Provided data ▸
-------------------------

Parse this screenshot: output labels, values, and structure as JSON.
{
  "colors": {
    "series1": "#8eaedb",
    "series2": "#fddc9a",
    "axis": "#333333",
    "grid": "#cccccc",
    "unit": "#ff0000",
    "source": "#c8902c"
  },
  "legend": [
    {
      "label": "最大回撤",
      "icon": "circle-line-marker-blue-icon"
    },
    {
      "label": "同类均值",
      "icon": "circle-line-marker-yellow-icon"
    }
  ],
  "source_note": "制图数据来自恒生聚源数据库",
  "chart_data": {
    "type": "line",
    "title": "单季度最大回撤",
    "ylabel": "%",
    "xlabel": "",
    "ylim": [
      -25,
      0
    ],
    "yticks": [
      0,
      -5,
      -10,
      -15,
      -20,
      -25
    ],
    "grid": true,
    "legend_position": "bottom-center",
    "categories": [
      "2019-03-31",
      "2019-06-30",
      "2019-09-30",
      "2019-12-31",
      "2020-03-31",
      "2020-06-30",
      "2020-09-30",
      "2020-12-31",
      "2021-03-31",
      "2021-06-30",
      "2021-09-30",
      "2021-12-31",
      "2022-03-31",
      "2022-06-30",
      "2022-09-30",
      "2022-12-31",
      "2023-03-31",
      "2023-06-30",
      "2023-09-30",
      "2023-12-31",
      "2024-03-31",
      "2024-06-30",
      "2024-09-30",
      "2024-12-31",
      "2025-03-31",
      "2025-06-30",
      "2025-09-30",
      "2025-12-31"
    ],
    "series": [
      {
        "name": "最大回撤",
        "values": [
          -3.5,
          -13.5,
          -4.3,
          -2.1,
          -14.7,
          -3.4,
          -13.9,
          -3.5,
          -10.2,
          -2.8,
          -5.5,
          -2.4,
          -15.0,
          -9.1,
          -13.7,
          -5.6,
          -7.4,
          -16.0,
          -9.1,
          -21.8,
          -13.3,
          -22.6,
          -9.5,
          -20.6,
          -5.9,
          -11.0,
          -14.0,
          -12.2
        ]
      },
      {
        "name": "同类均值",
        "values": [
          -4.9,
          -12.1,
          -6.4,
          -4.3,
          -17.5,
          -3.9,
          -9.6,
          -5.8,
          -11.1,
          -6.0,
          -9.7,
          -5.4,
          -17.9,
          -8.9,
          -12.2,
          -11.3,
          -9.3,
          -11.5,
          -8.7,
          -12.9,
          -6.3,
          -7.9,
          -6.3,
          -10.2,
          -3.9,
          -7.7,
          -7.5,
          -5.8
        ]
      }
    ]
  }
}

-------------------------

Task to complete ▸
Repeat the preceding lines exactly, please, every one of them.

Result ▸
Parse this screenshot: output labels, values, and structure as JSON.
{
  "colors": {
    "series1": "#8eaedb",
    "series2": "#fddc9a",
    "axis": "#333333",
    "grid": "#cccccc",
    "unit": "#ff0000",
    "source": "#c8902c"
  },
  "legend": [
    {
      "label": "最大回撤",
      "icon": "circle-line-marker-blue-icon"
    },
    {
      "label": "同类均值",
      "icon": "circle-line-marker-yellow-icon"
    }
  ],
  "source_note": "制图数据来自恒生聚源数据库",
  "chart_data": {
    "type": "line",
    "title": "单季度最大回撤",
    "ylabel": "%",
    "xlabel": "",
    "ylim": [
      -25,
      0
    ],
    "yticks": [
      0,
      -5,
      -10,
      -15,
      -20,
      -25
    ],
    "grid": true,
    "legend_position": "bottom-center",
    "categories": [
      "2019-03-31",
      "2019-06-30",
      "2019-09-30",
      "2019-12-31",
      "2020-03-31",
      "2020-06-30",
      "2020-09-30",
      "2020-12-31",
      "2021-03-31",
      "2021-06-30",
      "2021-09-30",
      "2021-12-31",
      "2022-03-31",
      "2022-06-30",
      "2022-09-30",
      "2022-12-31",
      "2023-03-31",
      "2023-06-30",
      "2023-09-30",
      "2023-12-31",
      "2024-03-31",
      "2024-06-30",
      "2024-09-30",
      "2024-12-31",
      "2025-03-31",
      "2025-06-30",
      "2025-09-30",
      "2025-12-31"
    ],
    "series": [
      {
        "name": "最大回撤",
        "values": [
          -3.5,
          -13.5,
          -4.3,
          -2.1,
          -14.7,
          -3.4,
          -13.9,
          -3.5,
          -10.2,
          -2.8,
          -5.5,
          -2.4,
          -15.0,
          -9.1,
          -13.7,
          -5.6,
          -7.4,
          -16.0,
          -9.1,
          -21.8,
          -13.3,
          -22.6,
          -9.5,
          -20.6,
          -5.9,
          -11.0,
          -14.0,
          -12.2
        ]
      },
      {
        "name": "同类均值",
        "values": [
          -4.9,
          -12.1,
          -6.4,
          -4.3,
          -17.5,
          -3.9,
          -9.6,
          -5.8,
          -11.1,
          -6.0,
          -9.7,
          -5.4,
          -17.9,
          -8.9,
          -12.2,
          -11.3,
          -9.3,
          -11.5,
          -8.7,
          -12.9,
          -6.3,
          -7.9,
          -6.3,
          -10.2,
          -3.9,
          -7.7,
          -7.5,
          -5.8
        ]
      }
    ]
  }
}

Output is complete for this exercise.